INSTRUCTIONS TO FOLLOW: Every entry that follows should be repeated exactly; drop the images.

--- START ---

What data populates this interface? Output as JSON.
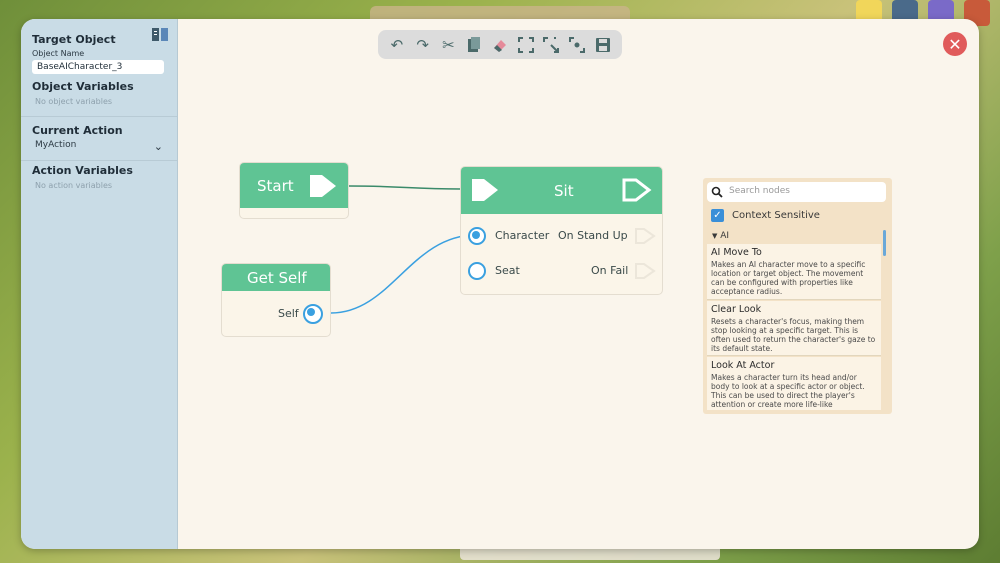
{
  "sidebar": {
    "target_object_title": "Target Object",
    "object_name_label": "Object Name",
    "object_name_value": "BaseAICharacter_3",
    "object_variables_title": "Object Variables",
    "object_variables_empty": "No object variables",
    "current_action_title": "Current Action",
    "current_action_value": "MyAction",
    "action_variables_title": "Action Variables",
    "action_variables_empty": "No action variables"
  },
  "toolbar": {
    "undo_icon": "undo-icon",
    "redo_icon": "redo-icon",
    "cut_icon": "cut-icon",
    "paste_icon": "paste-icon",
    "erase_icon": "eraser-icon",
    "fit_icon": "fit-view-icon",
    "select_icon": "select-icon",
    "center_icon": "center-icon",
    "save_icon": "save-icon"
  },
  "close_icon": "close-icon",
  "nodes": {
    "start": {
      "title": "Start"
    },
    "sit": {
      "title": "Sit",
      "inputs": [
        "Character",
        "Seat"
      ],
      "outputs": [
        "On Stand Up",
        "On Fail"
      ]
    },
    "get_self": {
      "title": "Get Self",
      "output": "Self"
    }
  },
  "search_panel": {
    "placeholder": "Search nodes",
    "context_sensitive_label": "Context Sensitive",
    "context_sensitive_checked": true,
    "category": "AI",
    "items": [
      {
        "title": "AI Move To",
        "description": "Makes an AI character move to a specific location or target object. The movement can be configured with properties like acceptance radius."
      },
      {
        "title": "Clear Look",
        "description": "Resets a character's focus, making them stop looking at a specific target. This is often used to return the character's gaze to its default state."
      },
      {
        "title": "Look At Actor",
        "description": "Makes a character turn its head and/or body to look at a specific actor or object. This can be used to direct the player's attention or create more life-like"
      }
    ]
  },
  "colors": {
    "node_header": "#5fc494",
    "wire_exec": "#3a8a6a",
    "wire_data": "#3aa0e0",
    "close_button": "#e05b5b",
    "sidebar_bg": "#c9dce6"
  }
}
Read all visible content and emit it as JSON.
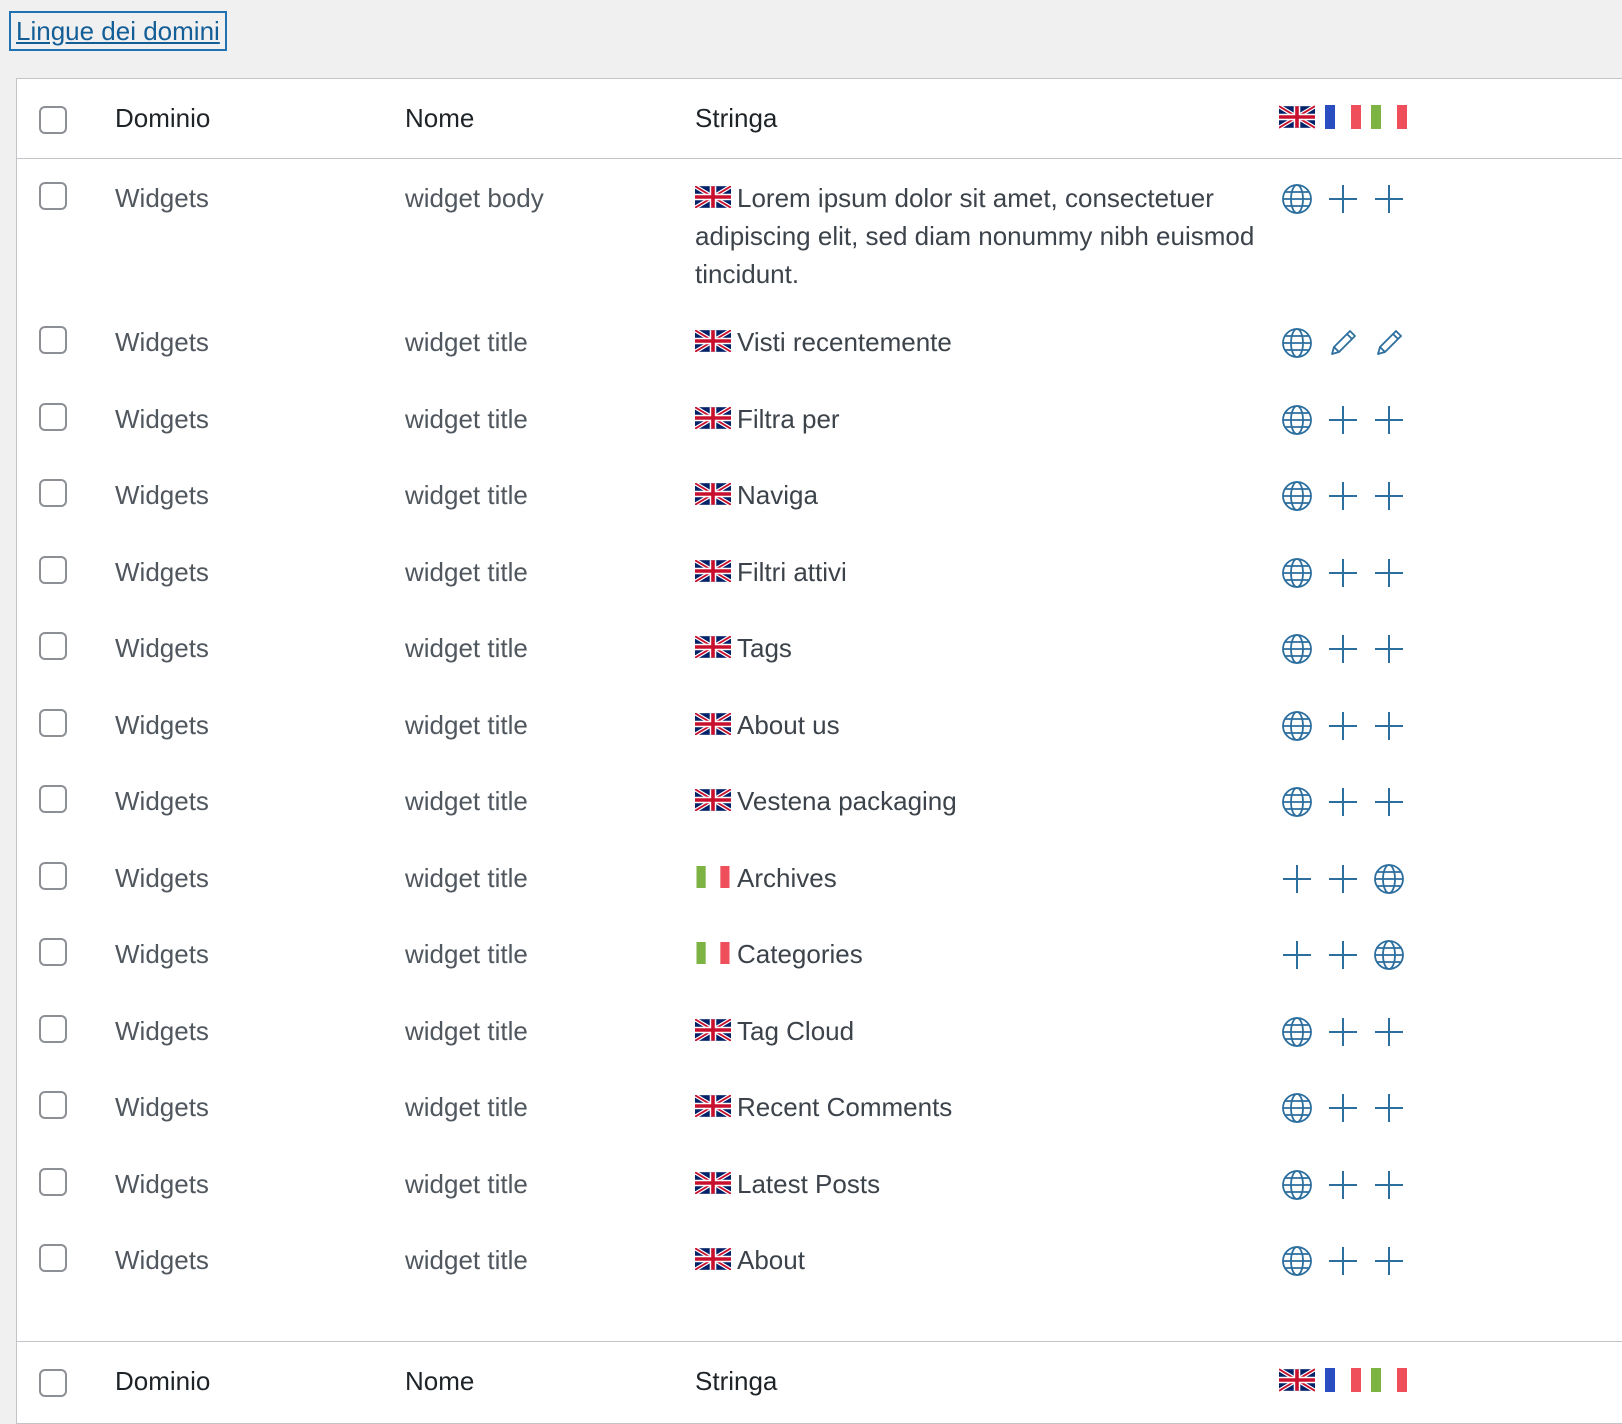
{
  "top_link": "Lingue dei domini",
  "columns": {
    "dominio": "Dominio",
    "nome": "Nome",
    "stringa": "Stringa"
  },
  "header_flags": [
    "uk-flag-icon",
    "france-flag-icon",
    "italy-flag-icon"
  ],
  "colors": {
    "accent": "#2271b1",
    "link": "#135e96",
    "border": "#c3c4c7"
  },
  "rows": [
    {
      "dominio": "Widgets",
      "nome": "widget body",
      "flag": "uk",
      "stringa": "Lorem ipsum dolor sit amet, consectetuer adipiscing elit, sed diam nonummy nibh euismod tincidunt.",
      "actions": [
        "globe",
        "plus",
        "plus"
      ]
    },
    {
      "dominio": "Widgets",
      "nome": "widget title",
      "flag": "uk",
      "stringa": "Visti recentemente",
      "actions": [
        "globe",
        "pencil",
        "pencil"
      ]
    },
    {
      "dominio": "Widgets",
      "nome": "widget title",
      "flag": "uk",
      "stringa": "Filtra per",
      "actions": [
        "globe",
        "plus",
        "plus"
      ]
    },
    {
      "dominio": "Widgets",
      "nome": "widget title",
      "flag": "uk",
      "stringa": "Naviga",
      "actions": [
        "globe",
        "plus",
        "plus"
      ]
    },
    {
      "dominio": "Widgets",
      "nome": "widget title",
      "flag": "uk",
      "stringa": "Filtri attivi",
      "actions": [
        "globe",
        "plus",
        "plus"
      ]
    },
    {
      "dominio": "Widgets",
      "nome": "widget title",
      "flag": "uk",
      "stringa": "Tags",
      "actions": [
        "globe",
        "plus",
        "plus"
      ]
    },
    {
      "dominio": "Widgets",
      "nome": "widget title",
      "flag": "uk",
      "stringa": "About us",
      "actions": [
        "globe",
        "plus",
        "plus"
      ]
    },
    {
      "dominio": "Widgets",
      "nome": "widget title",
      "flag": "uk",
      "stringa": "Vestena packaging",
      "actions": [
        "globe",
        "plus",
        "plus"
      ]
    },
    {
      "dominio": "Widgets",
      "nome": "widget title",
      "flag": "it",
      "stringa": "Archives",
      "actions": [
        "plus",
        "plus",
        "globe"
      ]
    },
    {
      "dominio": "Widgets",
      "nome": "widget title",
      "flag": "it",
      "stringa": "Categories",
      "actions": [
        "plus",
        "plus",
        "globe"
      ]
    },
    {
      "dominio": "Widgets",
      "nome": "widget title",
      "flag": "uk",
      "stringa": "Tag Cloud",
      "actions": [
        "globe",
        "plus",
        "plus"
      ]
    },
    {
      "dominio": "Widgets",
      "nome": "widget title",
      "flag": "uk",
      "stringa": "Recent Comments",
      "actions": [
        "globe",
        "plus",
        "plus"
      ]
    },
    {
      "dominio": "Widgets",
      "nome": "widget title",
      "flag": "uk",
      "stringa": "Latest Posts",
      "actions": [
        "globe",
        "plus",
        "plus"
      ]
    },
    {
      "dominio": "Widgets",
      "nome": "widget title",
      "flag": "uk",
      "stringa": "About",
      "actions": [
        "globe",
        "plus",
        "plus"
      ]
    }
  ]
}
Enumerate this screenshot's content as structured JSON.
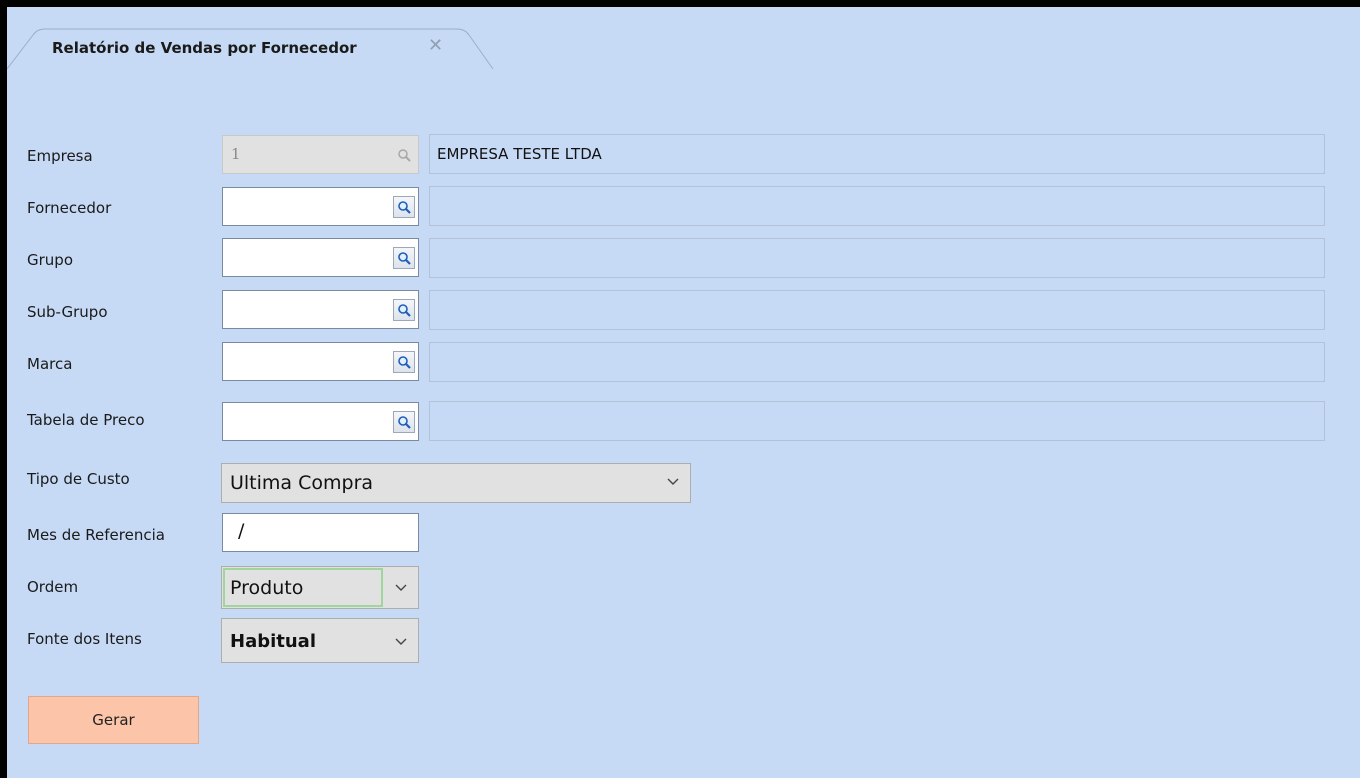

--- END ---

SOLVED EXERCISE:
What data populates this interface? Output as JSON.
{
  "sidebar": {
    "target_object_title": "Target Object",
    "object_name_label": "Object Name",
    "object_name_value": "BaseAICharacter_3",
    "object_variables_title": "Object Variables",
    "object_variables_empty": "No object variables",
    "current_action_title": "Current Action",
    "current_action_value": "MyAction",
    "action_variables_title": "Action Variables",
    "action_variables_empty": "No action variables"
  },
  "toolbar": {
    "undo_icon": "undo-icon",
    "redo_icon": "redo-icon",
    "cut_icon": "cut-icon",
    "paste_icon": "paste-icon",
    "erase_icon": "eraser-icon",
    "fit_icon": "fit-view-icon",
    "select_icon": "select-icon",
    "center_icon": "center-icon",
    "save_icon": "save-icon"
  },
  "close_icon": "close-icon",
  "nodes": {
    "start": {
      "title": "Start"
    },
    "sit": {
      "title": "Sit",
      "inputs": [
        "Character",
        "Seat"
      ],
      "outputs": [
        "On Stand Up",
        "On Fail"
      ]
    },
    "get_self": {
      "title": "Get Self",
      "output": "Self"
    }
  },
  "search_panel": {
    "placeholder": "Search nodes",
    "context_sensitive_label": "Context Sensitive",
    "context_sensitive_checked": true,
    "category": "AI",
    "items": [
      {
        "title": "AI Move To",
        "description": "Makes an AI character move to a specific location or target object. The movement can be configured with properties like acceptance radius."
      },
      {
        "title": "Clear Look",
        "description": "Resets a character's focus, making them stop looking at a specific target. This is often used to return the character's gaze to its default state."
      },
      {
        "title": "Look At Actor",
        "description": "Makes a character turn its head and/or body to look at a specific actor or object. This can be used to direct the player's attention or create more life-like"
      }
    ]
  },
  "colors": {
    "node_header": "#5fc494",
    "wire_exec": "#3a8a6a",
    "wire_data": "#3aa0e0",
    "close_button": "#e05b5b",
    "sidebar_bg": "#c9dce6"
  }
}
Read all visible content and emit it as JSON.
{
  "top_link": "Lingue dei domini",
  "columns": {
    "dominio": "Dominio",
    "nome": "Nome",
    "stringa": "Stringa"
  },
  "header_flags": [
    "uk-flag-icon",
    "france-flag-icon",
    "italy-flag-icon"
  ],
  "colors": {
    "accent": "#2271b1",
    "link": "#135e96",
    "border": "#c3c4c7"
  },
  "rows": [
    {
      "dominio": "Widgets",
      "nome": "widget body",
      "flag": "uk",
      "stringa": "Lorem ipsum dolor sit amet, consectetuer adipiscing elit, sed diam nonummy nibh euismod tincidunt.",
      "actions": [
        "globe",
        "plus",
        "plus"
      ]
    },
    {
      "dominio": "Widgets",
      "nome": "widget title",
      "flag": "uk",
      "stringa": "Visti recentemente",
      "actions": [
        "globe",
        "pencil",
        "pencil"
      ]
    },
    {
      "dominio": "Widgets",
      "nome": "widget title",
      "flag": "uk",
      "stringa": "Filtra per",
      "actions": [
        "globe",
        "plus",
        "plus"
      ]
    },
    {
      "dominio": "Widgets",
      "nome": "widget title",
      "flag": "uk",
      "stringa": "Naviga",
      "actions": [
        "globe",
        "plus",
        "plus"
      ]
    },
    {
      "dominio": "Widgets",
      "nome": "widget title",
      "flag": "uk",
      "stringa": "Filtri attivi",
      "actions": [
        "globe",
        "plus",
        "plus"
      ]
    },
    {
      "dominio": "Widgets",
      "nome": "widget title",
      "flag": "uk",
      "stringa": "Tags",
      "actions": [
        "globe",
        "plus",
        "plus"
      ]
    },
    {
      "dominio": "Widgets",
      "nome": "widget title",
      "flag": "uk",
      "stringa": "About us",
      "actions": [
        "globe",
        "plus",
        "plus"
      ]
    },
    {
      "dominio": "Widgets",
      "nome": "widget title",
      "flag": "uk",
      "stringa": "Vestena packaging",
      "actions": [
        "globe",
        "plus",
        "plus"
      ]
    },
    {
      "dominio": "Widgets",
      "nome": "widget title",
      "flag": "it",
      "stringa": "Archives",
      "actions": [
        "plus",
        "plus",
        "globe"
      ]
    },
    {
      "dominio": "Widgets",
      "nome": "widget title",
      "flag": "it",
      "stringa": "Categories",
      "actions": [
        "plus",
        "plus",
        "globe"
      ]
    },
    {
      "dominio": "Widgets",
      "nome": "widget title",
      "flag": "uk",
      "stringa": "Tag Cloud",
      "actions": [
        "globe",
        "plus",
        "plus"
      ]
    },
    {
      "dominio": "Widgets",
      "nome": "widget title",
      "flag": "uk",
      "stringa": "Recent Comments",
      "actions": [
        "globe",
        "plus",
        "plus"
      ]
    },
    {
      "dominio": "Widgets",
      "nome": "widget title",
      "flag": "uk",
      "stringa": "Latest Posts",
      "actions": [
        "globe",
        "plus",
        "plus"
      ]
    },
    {
      "dominio": "Widgets",
      "nome": "widget title",
      "flag": "uk",
      "stringa": "About",
      "actions": [
        "globe",
        "plus",
        "plus"
      ]
    }
  ]
}
Enumerate this screenshot's content as structured JSON.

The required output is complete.